** Start of Records supplied **

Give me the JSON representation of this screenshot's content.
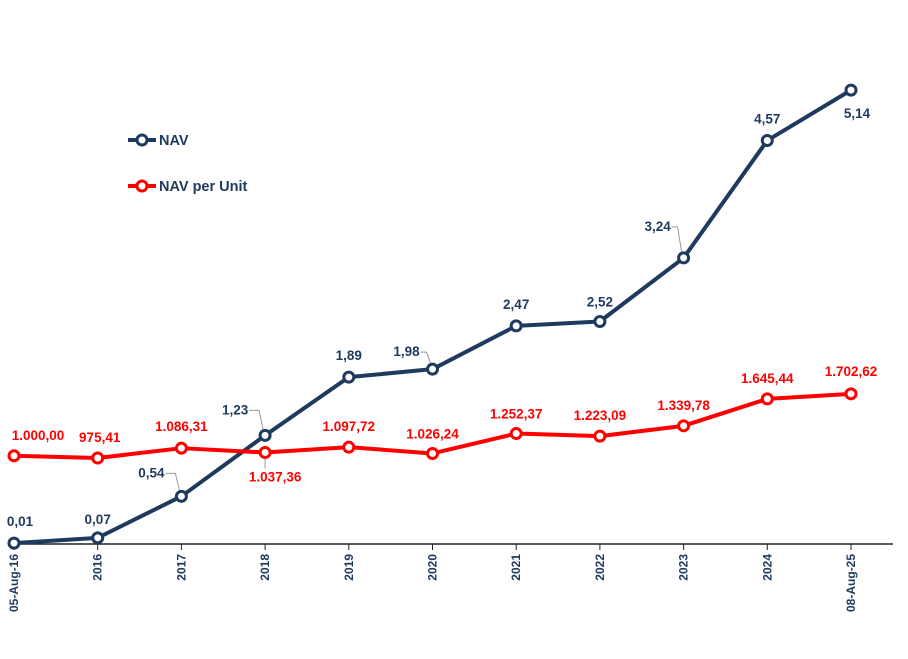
{
  "chart_data": {
    "type": "line",
    "title": "",
    "xlabel": "",
    "ylabel": "",
    "categories": [
      "05-Aug-16",
      "2016",
      "2017",
      "2018",
      "2019",
      "2020",
      "2021",
      "2022",
      "2023",
      "2024",
      "08-Aug-25"
    ],
    "grid": false,
    "legend_placement": "top-left",
    "series": [
      {
        "name": "NAV",
        "axis": "primary",
        "color": "#1f3a5f",
        "values": [
          0.01,
          0.07,
          0.54,
          1.23,
          1.89,
          1.98,
          2.47,
          2.52,
          3.24,
          4.57,
          5.14
        ],
        "labels": [
          "0,01",
          "0,07",
          "0,54",
          "1,23",
          "1,89",
          "1,98",
          "2,47",
          "2,52",
          "3,24",
          "4,57",
          "5,14"
        ]
      },
      {
        "name": "NAV per Unit",
        "axis": "secondary",
        "color": "#ff0000",
        "values": [
          1000.0,
          975.41,
          1086.31,
          1037.36,
          1097.72,
          1026.24,
          1252.37,
          1223.09,
          1339.78,
          1645.44,
          1702.62
        ],
        "labels": [
          "1.000,00",
          "975,41",
          "1.086,31",
          "1.037,36",
          "1.097,72",
          "1.026,24",
          "1.252,37",
          "1.223,09",
          "1.339,78",
          "1.645,44",
          "1.702,62"
        ]
      }
    ]
  }
}
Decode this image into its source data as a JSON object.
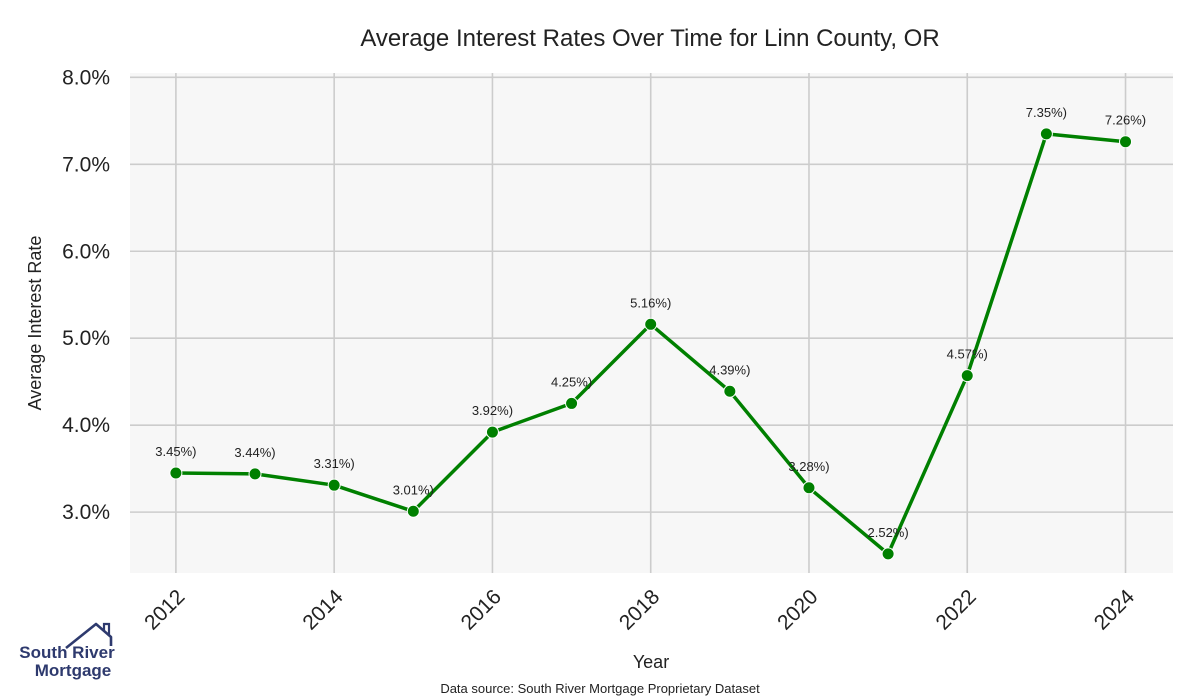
{
  "chart_data": {
    "type": "line",
    "title": "Average Interest Rates Over Time for Linn County, OR",
    "xlabel": "Year",
    "ylabel": "Average Interest Rate",
    "x": [
      2012,
      2013,
      2014,
      2015,
      2016,
      2017,
      2018,
      2019,
      2020,
      2021,
      2022,
      2023,
      2024
    ],
    "series": [
      {
        "values": [
          3.45,
          3.44,
          3.31,
          3.01,
          3.92,
          4.25,
          5.16,
          4.39,
          3.28,
          2.52,
          4.57,
          7.35,
          7.26
        ],
        "labels": [
          "3.45%)",
          "3.44%)",
          "3.31%)",
          "3.01%)",
          "3.92%)",
          "4.25%)",
          "5.16%)",
          "4.39%)",
          "3.28%)",
          "2.52%)",
          "4.57%)",
          "7.35%)",
          "7.26%)"
        ],
        "color": "#008000"
      }
    ],
    "x_ticks": [
      "2012",
      "2014",
      "2016",
      "2018",
      "2020",
      "2022",
      "2024"
    ],
    "x_tick_values": [
      2012,
      2014,
      2016,
      2018,
      2020,
      2022,
      2024
    ],
    "y_ticks": [
      "3.0%",
      "4.0%",
      "5.0%",
      "6.0%",
      "7.0%",
      "8.0%"
    ],
    "y_tick_values": [
      3.0,
      4.0,
      5.0,
      6.0,
      7.0,
      8.0
    ],
    "xlim": [
      2011.42,
      2024.6
    ],
    "ylim": [
      2.3,
      8.05
    ],
    "grid": true,
    "plot_background": "#f7f7f7",
    "grid_color": "#cccccc"
  },
  "footer": {
    "source": "Data source: South River Mortgage Proprietary Dataset"
  },
  "logo": {
    "line1": "South River",
    "line2": "Mortgage",
    "color": "#2e3a6e"
  }
}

** End of Records supplied **

* **Required task**:
Leave out all images, then reproduce the entries above exactly.

* **Expected answer**:
Give me the JSON representation of this screenshot's content.
{
  "chart_data": {
    "type": "line",
    "title": "",
    "xlabel": "",
    "ylabel": "",
    "categories": [
      "05-Aug-16",
      "2016",
      "2017",
      "2018",
      "2019",
      "2020",
      "2021",
      "2022",
      "2023",
      "2024",
      "08-Aug-25"
    ],
    "grid": false,
    "legend_placement": "top-left",
    "series": [
      {
        "name": "NAV",
        "axis": "primary",
        "color": "#1f3a5f",
        "values": [
          0.01,
          0.07,
          0.54,
          1.23,
          1.89,
          1.98,
          2.47,
          2.52,
          3.24,
          4.57,
          5.14
        ],
        "labels": [
          "0,01",
          "0,07",
          "0,54",
          "1,23",
          "1,89",
          "1,98",
          "2,47",
          "2,52",
          "3,24",
          "4,57",
          "5,14"
        ]
      },
      {
        "name": "NAV per Unit",
        "axis": "secondary",
        "color": "#ff0000",
        "values": [
          1000.0,
          975.41,
          1086.31,
          1037.36,
          1097.72,
          1026.24,
          1252.37,
          1223.09,
          1339.78,
          1645.44,
          1702.62
        ],
        "labels": [
          "1.000,00",
          "975,41",
          "1.086,31",
          "1.037,36",
          "1.097,72",
          "1.026,24",
          "1.252,37",
          "1.223,09",
          "1.339,78",
          "1.645,44",
          "1.702,62"
        ]
      }
    ]
  }
}
Decode this image into its source data as a JSON object.
{
  "chart_data": {
    "type": "line",
    "title": "Average Interest Rates Over Time for Linn County, OR",
    "xlabel": "Year",
    "ylabel": "Average Interest Rate",
    "x": [
      2012,
      2013,
      2014,
      2015,
      2016,
      2017,
      2018,
      2019,
      2020,
      2021,
      2022,
      2023,
      2024
    ],
    "series": [
      {
        "values": [
          3.45,
          3.44,
          3.31,
          3.01,
          3.92,
          4.25,
          5.16,
          4.39,
          3.28,
          2.52,
          4.57,
          7.35,
          7.26
        ],
        "labels": [
          "3.45%)",
          "3.44%)",
          "3.31%)",
          "3.01%)",
          "3.92%)",
          "4.25%)",
          "5.16%)",
          "4.39%)",
          "3.28%)",
          "2.52%)",
          "4.57%)",
          "7.35%)",
          "7.26%)"
        ],
        "color": "#008000"
      }
    ],
    "x_ticks": [
      "2012",
      "2014",
      "2016",
      "2018",
      "2020",
      "2022",
      "2024"
    ],
    "x_tick_values": [
      2012,
      2014,
      2016,
      2018,
      2020,
      2022,
      2024
    ],
    "y_ticks": [
      "3.0%",
      "4.0%",
      "5.0%",
      "6.0%",
      "7.0%",
      "8.0%"
    ],
    "y_tick_values": [
      3.0,
      4.0,
      5.0,
      6.0,
      7.0,
      8.0
    ],
    "xlim": [
      2011.42,
      2024.6
    ],
    "ylim": [
      2.3,
      8.05
    ],
    "grid": true,
    "plot_background": "#f7f7f7",
    "grid_color": "#cccccc"
  },
  "footer": {
    "source": "Data source: South River Mortgage Proprietary Dataset"
  },
  "logo": {
    "line1": "South River",
    "line2": "Mortgage",
    "color": "#2e3a6e"
  }
}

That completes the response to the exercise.